* _ENTRIES PROVIDED_
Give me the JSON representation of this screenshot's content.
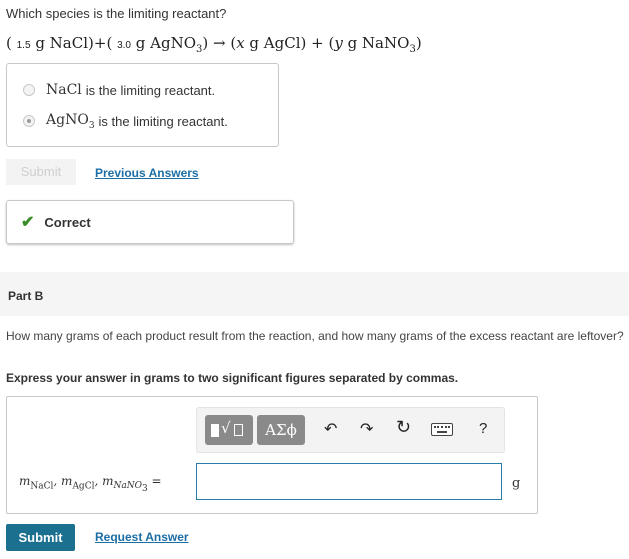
{
  "question": "Which species is the limiting reactant?",
  "equation": {
    "open1": "( ",
    "mass1": "1.5",
    "g1": "g NaCl)+( ",
    "mass2": "3.0",
    "g2": "g AgNO",
    "sub2": "3",
    "arrow": ") → (",
    "x_part": "x",
    "g3": " g AgCl) + (",
    "y_part": "y",
    "g4": " g NaNO",
    "sub4": "3",
    "close": ")"
  },
  "options": [
    {
      "chem": "NaCl",
      "sub": "",
      "text": " is the limiting reactant.",
      "selected": false
    },
    {
      "chem": "AgNO",
      "sub": "3",
      "text": " is the limiting reactant.",
      "selected": true
    }
  ],
  "partA": {
    "submit_label": "Submit",
    "previous_answers_label": "Previous Answers",
    "feedback_label": "Correct"
  },
  "partB": {
    "title": "Part B",
    "question": "How many grams of each product result from the reaction, and how many grams of the excess reactant are leftover?",
    "instruction": "Express your answer in grams to two significant figures separated by commas.",
    "toolbar": {
      "symbols_label": "ΑΣϕ",
      "undo": "↶",
      "redo": "↷",
      "reset": "↻",
      "help": "?"
    },
    "mass_label": {
      "m1": "m",
      "s1": "NaCl",
      "sep1": ", ",
      "m2": "m",
      "s2": "AgCl",
      "sep2": ", ",
      "m3": "m",
      "s3": "NaNO",
      "s3sub": "3",
      "eq": " ="
    },
    "answer_value": "",
    "unit": "g",
    "submit_label": "Submit",
    "request_answer_label": "Request Answer"
  },
  "colors": {
    "accent": "#1b7090",
    "link": "#1b6ea5",
    "correct": "#3a8c2b"
  }
}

* _STATED EXERCISE_
Reproduce each entry precisely. Leave the pictures out.

* _WRITTEN ANSWER_
Give me the JSON representation of this screenshot's content.
{
  "question": "Which species is the limiting reactant?",
  "equation": {
    "open1": "( ",
    "mass1": "1.5",
    "g1": "g NaCl)+( ",
    "mass2": "3.0",
    "g2": "g AgNO",
    "sub2": "3",
    "arrow": ") → (",
    "x_part": "x",
    "g3": " g AgCl) + (",
    "y_part": "y",
    "g4": " g NaNO",
    "sub4": "3",
    "close": ")"
  },
  "options": [
    {
      "chem": "NaCl",
      "sub": "",
      "text": " is the limiting reactant.",
      "selected": false
    },
    {
      "chem": "AgNO",
      "sub": "3",
      "text": " is the limiting reactant.",
      "selected": true
    }
  ],
  "partA": {
    "submit_label": "Submit",
    "previous_answers_label": "Previous Answers",
    "feedback_label": "Correct"
  },
  "partB": {
    "title": "Part B",
    "question": "How many grams of each product result from the reaction, and how many grams of the excess reactant are leftover?",
    "instruction": "Express your answer in grams to two significant figures separated by commas.",
    "toolbar": {
      "symbols_label": "ΑΣϕ",
      "undo": "↶",
      "redo": "↷",
      "reset": "↻",
      "help": "?"
    },
    "mass_label": {
      "m1": "m",
      "s1": "NaCl",
      "sep1": ", ",
      "m2": "m",
      "s2": "AgCl",
      "sep2": ", ",
      "m3": "m",
      "s3": "NaNO",
      "s3sub": "3",
      "eq": " ="
    },
    "answer_value": "",
    "unit": "g",
    "submit_label": "Submit",
    "request_answer_label": "Request Answer"
  },
  "colors": {
    "accent": "#1b7090",
    "link": "#1b6ea5",
    "correct": "#3a8c2b"
  }
}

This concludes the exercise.